### Task statement
Scan the records for the string "name"; copy each line where it occurs.

start

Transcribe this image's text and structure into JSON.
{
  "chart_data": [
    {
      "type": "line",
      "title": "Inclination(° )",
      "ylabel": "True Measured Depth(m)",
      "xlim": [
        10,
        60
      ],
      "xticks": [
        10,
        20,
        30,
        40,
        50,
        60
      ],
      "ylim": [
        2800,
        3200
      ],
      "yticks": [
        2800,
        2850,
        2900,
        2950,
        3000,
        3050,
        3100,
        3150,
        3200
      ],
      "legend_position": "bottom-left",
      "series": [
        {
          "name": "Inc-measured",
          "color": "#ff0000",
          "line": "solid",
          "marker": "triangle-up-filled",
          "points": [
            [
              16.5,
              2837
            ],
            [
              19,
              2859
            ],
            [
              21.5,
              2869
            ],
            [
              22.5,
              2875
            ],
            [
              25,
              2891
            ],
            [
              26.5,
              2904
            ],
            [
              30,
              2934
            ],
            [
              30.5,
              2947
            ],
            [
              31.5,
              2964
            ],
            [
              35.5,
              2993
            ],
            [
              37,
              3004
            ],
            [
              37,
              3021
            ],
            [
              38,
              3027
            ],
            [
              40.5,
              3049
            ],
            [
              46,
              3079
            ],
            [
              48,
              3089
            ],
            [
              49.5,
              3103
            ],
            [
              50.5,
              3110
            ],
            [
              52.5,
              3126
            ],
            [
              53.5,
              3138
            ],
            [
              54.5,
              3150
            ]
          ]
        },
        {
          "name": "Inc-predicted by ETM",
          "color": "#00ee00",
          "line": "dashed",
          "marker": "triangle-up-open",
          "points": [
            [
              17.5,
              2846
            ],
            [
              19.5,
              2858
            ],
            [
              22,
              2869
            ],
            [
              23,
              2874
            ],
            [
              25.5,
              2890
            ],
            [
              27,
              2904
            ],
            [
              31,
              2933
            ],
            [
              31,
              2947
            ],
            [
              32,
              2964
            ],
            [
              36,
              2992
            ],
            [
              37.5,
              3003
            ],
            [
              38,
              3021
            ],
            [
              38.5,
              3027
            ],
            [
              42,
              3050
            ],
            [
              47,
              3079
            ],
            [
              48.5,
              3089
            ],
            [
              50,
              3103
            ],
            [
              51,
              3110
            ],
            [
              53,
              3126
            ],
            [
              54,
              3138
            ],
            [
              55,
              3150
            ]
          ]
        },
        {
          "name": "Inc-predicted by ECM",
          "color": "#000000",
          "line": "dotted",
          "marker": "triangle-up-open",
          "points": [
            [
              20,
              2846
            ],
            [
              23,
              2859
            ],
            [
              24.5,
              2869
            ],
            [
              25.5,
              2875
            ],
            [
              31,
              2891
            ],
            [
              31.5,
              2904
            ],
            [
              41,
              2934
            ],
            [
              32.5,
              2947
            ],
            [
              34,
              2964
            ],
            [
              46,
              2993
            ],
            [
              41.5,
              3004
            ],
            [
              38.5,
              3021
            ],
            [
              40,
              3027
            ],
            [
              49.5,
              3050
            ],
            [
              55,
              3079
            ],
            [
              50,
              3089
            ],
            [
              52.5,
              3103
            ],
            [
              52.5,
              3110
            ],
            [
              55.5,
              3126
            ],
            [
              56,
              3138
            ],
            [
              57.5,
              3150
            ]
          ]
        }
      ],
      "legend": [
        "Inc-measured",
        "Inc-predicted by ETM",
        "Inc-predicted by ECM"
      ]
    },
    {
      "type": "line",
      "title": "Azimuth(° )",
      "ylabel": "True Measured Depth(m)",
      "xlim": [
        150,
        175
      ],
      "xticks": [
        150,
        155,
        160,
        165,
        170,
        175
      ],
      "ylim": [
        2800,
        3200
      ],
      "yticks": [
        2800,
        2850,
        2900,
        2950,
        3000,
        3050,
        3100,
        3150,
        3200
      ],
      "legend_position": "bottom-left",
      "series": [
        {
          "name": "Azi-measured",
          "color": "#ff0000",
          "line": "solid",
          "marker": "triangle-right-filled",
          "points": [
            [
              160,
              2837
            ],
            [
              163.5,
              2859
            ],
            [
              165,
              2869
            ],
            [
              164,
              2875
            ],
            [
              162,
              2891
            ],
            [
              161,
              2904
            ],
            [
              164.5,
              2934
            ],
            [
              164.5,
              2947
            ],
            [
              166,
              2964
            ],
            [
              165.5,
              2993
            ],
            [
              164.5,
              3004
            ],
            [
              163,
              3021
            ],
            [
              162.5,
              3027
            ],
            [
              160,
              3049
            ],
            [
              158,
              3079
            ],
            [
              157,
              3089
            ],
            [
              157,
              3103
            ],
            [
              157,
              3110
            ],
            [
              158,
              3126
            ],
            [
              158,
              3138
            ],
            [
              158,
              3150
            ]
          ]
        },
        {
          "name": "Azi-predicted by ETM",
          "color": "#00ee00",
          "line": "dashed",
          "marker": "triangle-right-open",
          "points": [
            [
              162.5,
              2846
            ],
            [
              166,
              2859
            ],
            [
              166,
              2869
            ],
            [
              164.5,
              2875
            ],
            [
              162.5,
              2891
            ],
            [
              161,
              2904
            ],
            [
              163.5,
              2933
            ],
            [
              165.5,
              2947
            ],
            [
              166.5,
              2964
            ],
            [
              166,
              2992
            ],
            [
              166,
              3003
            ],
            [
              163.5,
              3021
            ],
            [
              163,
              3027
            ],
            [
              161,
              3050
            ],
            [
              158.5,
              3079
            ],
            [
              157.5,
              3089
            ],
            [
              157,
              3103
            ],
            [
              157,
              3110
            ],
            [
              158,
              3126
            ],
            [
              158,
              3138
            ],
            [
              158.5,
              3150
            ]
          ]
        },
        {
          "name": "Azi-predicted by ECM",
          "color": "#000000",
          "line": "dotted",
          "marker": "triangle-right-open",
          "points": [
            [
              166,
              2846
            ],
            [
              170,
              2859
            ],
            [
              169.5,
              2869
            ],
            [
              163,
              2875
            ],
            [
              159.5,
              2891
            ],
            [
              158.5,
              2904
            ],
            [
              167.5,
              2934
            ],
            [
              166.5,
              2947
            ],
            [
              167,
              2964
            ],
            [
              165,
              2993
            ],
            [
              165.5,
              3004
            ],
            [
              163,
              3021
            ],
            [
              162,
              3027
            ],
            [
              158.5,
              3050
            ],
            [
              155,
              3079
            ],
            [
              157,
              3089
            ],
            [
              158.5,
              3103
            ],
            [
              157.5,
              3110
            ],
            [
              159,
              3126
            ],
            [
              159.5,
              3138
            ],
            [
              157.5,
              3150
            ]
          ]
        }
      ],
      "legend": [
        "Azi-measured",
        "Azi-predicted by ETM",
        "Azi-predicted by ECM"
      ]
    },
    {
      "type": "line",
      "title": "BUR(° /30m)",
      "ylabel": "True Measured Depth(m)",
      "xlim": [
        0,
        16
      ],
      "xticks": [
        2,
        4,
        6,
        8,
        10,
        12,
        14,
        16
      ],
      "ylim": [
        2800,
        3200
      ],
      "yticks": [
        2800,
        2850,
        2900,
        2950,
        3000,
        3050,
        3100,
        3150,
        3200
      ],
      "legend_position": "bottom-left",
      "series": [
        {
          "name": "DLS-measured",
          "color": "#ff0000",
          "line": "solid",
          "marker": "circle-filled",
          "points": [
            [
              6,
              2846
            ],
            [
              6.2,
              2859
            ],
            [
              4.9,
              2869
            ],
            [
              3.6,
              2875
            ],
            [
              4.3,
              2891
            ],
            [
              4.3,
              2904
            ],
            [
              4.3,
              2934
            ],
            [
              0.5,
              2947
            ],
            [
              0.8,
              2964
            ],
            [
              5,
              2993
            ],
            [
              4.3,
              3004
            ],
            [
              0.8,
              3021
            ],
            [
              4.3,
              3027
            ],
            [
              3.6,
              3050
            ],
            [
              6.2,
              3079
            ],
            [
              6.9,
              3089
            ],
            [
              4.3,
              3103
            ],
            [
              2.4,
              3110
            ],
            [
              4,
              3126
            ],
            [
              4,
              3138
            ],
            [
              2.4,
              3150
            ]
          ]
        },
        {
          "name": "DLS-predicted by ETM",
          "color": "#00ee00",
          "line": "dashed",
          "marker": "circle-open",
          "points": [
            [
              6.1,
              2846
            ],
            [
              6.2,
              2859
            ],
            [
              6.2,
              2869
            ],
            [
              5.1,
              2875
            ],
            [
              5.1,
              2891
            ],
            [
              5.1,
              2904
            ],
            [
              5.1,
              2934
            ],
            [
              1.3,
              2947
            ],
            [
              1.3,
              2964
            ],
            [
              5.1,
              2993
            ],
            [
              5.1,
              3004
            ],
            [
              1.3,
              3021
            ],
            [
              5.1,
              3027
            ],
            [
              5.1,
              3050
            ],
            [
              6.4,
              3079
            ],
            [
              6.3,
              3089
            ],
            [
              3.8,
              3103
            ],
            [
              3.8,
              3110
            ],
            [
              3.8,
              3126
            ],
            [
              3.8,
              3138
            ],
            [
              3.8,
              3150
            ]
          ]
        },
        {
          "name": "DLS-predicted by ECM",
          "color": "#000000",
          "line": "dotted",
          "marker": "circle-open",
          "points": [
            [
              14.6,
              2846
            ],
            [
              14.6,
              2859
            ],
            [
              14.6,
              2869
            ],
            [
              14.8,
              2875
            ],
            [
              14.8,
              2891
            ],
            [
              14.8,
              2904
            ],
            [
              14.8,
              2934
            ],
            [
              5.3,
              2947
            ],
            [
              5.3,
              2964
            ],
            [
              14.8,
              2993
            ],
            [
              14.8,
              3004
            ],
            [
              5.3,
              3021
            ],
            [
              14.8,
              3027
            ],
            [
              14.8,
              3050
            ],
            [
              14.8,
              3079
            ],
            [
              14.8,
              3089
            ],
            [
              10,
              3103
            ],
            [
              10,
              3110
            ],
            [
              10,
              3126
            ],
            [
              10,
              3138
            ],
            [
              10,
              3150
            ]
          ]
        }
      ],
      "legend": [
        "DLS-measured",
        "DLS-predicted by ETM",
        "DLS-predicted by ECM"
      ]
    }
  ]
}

end

### Result below
          "name": "Inc-measured",
          "name": "Inc-predicted by ETM",
          "name": "Inc-predicted by ECM",
          "name": "Azi-measured",
          "name": "Azi-predicted by ETM",
          "name": "Azi-predicted by ECM",
          "name": "DLS-measured",
          "name": "DLS-predicted by ETM",
          "name": "DLS-predicted by ECM",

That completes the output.